## Written problem
Look through the material below. Copy each line that contains the string "story".

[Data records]
********
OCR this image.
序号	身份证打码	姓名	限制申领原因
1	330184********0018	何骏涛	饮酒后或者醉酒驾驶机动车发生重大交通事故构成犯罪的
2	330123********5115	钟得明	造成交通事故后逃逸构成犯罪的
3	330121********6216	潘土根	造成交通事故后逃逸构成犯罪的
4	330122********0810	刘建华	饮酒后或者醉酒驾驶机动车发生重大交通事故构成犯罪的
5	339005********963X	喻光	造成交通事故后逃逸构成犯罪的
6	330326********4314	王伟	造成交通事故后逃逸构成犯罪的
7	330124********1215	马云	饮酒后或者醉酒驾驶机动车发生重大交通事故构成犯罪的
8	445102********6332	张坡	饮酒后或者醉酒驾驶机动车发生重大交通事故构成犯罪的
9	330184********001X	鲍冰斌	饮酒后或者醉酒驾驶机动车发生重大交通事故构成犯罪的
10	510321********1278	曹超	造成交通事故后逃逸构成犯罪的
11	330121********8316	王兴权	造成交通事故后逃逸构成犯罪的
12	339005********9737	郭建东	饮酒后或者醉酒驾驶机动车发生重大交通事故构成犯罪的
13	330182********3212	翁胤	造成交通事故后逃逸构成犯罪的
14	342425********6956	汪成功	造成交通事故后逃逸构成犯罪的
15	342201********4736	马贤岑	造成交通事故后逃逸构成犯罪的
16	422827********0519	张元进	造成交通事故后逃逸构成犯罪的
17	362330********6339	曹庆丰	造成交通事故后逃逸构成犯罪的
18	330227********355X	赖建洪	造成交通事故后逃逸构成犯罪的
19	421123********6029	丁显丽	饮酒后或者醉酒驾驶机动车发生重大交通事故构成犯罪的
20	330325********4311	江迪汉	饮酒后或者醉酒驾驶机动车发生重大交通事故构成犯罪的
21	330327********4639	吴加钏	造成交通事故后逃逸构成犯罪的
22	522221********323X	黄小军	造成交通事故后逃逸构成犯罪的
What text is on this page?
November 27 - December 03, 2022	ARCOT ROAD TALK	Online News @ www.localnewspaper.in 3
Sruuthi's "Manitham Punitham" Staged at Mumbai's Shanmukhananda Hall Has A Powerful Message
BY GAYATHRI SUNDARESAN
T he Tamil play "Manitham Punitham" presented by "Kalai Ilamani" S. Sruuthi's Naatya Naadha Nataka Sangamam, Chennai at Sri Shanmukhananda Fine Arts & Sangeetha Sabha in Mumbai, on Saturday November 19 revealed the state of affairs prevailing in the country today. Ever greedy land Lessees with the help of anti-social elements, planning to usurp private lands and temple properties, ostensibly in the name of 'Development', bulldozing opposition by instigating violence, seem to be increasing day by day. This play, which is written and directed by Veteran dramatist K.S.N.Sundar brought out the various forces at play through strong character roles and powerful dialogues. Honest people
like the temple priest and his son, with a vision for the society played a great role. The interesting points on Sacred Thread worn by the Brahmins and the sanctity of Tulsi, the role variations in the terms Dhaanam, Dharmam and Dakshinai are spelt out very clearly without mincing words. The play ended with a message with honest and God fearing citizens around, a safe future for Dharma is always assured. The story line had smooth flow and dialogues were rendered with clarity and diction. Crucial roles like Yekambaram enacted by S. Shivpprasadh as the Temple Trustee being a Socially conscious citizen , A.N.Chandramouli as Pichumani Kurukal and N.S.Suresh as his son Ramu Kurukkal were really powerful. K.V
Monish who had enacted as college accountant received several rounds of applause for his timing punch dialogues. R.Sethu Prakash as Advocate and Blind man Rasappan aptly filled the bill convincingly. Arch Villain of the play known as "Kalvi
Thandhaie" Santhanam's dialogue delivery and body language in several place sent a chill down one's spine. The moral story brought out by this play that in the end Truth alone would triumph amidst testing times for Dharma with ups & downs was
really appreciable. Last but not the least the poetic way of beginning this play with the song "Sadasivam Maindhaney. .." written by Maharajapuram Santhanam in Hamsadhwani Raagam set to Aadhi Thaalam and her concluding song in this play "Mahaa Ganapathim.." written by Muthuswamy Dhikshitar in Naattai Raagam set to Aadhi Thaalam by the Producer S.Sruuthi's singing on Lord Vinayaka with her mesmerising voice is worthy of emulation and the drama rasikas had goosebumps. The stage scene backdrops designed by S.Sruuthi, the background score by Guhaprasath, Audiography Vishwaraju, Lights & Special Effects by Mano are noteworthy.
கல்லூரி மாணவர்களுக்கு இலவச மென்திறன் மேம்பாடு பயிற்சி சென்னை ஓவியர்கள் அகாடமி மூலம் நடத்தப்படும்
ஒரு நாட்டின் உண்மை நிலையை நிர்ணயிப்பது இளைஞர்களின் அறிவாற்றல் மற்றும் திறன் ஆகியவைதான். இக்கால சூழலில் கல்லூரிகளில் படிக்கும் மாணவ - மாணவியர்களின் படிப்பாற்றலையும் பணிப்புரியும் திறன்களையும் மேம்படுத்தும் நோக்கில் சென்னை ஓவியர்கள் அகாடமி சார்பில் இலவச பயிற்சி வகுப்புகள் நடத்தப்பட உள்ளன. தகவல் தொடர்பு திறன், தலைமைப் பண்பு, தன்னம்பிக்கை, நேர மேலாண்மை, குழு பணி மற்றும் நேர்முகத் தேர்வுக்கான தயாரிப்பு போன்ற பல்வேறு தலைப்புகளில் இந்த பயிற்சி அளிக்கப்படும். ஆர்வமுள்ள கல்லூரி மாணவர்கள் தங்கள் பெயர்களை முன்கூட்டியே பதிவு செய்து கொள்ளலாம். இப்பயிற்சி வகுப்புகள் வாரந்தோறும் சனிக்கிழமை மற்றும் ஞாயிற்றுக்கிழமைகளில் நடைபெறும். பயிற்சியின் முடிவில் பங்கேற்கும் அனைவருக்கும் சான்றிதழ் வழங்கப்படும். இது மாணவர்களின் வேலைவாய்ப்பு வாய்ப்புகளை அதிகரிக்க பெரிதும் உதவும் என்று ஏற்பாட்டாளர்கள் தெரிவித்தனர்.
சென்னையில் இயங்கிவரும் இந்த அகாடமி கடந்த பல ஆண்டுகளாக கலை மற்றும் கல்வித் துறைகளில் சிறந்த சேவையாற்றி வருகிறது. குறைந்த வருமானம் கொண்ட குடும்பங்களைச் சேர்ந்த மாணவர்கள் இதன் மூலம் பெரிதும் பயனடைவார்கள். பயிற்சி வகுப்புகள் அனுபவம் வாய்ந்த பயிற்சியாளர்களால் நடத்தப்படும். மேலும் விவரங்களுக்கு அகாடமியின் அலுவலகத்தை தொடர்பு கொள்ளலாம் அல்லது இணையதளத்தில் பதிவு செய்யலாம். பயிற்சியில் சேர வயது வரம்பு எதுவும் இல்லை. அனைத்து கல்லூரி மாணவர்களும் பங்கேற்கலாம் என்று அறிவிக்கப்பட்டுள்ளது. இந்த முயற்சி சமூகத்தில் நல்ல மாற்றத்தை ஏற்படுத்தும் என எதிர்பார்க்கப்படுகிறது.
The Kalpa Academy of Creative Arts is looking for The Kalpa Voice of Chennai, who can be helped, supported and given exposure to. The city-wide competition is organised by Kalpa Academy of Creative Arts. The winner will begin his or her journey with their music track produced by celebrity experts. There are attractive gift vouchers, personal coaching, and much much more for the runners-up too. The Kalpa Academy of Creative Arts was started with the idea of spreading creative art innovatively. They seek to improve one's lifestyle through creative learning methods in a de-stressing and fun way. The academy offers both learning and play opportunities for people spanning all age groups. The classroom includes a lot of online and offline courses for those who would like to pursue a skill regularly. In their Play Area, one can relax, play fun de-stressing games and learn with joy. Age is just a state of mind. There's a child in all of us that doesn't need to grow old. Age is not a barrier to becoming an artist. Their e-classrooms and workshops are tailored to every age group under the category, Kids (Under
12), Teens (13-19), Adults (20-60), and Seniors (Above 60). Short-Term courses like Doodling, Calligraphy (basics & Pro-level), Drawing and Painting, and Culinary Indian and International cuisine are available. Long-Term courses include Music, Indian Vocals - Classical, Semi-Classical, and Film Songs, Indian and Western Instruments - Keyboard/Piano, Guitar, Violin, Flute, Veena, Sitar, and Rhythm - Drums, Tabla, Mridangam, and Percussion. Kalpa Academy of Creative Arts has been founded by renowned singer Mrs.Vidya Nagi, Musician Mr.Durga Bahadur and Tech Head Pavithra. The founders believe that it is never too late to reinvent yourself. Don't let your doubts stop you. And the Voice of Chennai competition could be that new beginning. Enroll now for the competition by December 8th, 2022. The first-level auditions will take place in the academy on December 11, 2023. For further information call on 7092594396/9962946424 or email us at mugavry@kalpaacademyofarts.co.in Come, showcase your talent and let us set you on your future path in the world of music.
********
## Solution for this task
like the temple priest and his son, with a vision for the society played a great role. The interesting points on Sacred Thread worn by the Brahmins and the sanctity of Tulsi, the role variations in the terms Dhaanam, Dharmam and Dakshinai are spelt out very clearly without mincing words. The play ended with a message with honest and God fearing citizens around, a safe future for Dharma is always assured. The story line had smooth flow and dialogues were rendered with clarity and diction. Crucial roles like Yekambaram enacted by S. Shivpprasadh as the Temple Trustee being a Socially conscious citizen , A.N.Chandramouli as Pichumani Kurukal and N.S.Suresh as his son Ramu Kurukkal were really powerful. K.V
Thandhaie" Santhanam's dialogue delivery and body language in several place sent a chill down one's spine. The moral story brought out by this play that in the end Truth alone would triumph amidst testing times for Dharma with ups & downs was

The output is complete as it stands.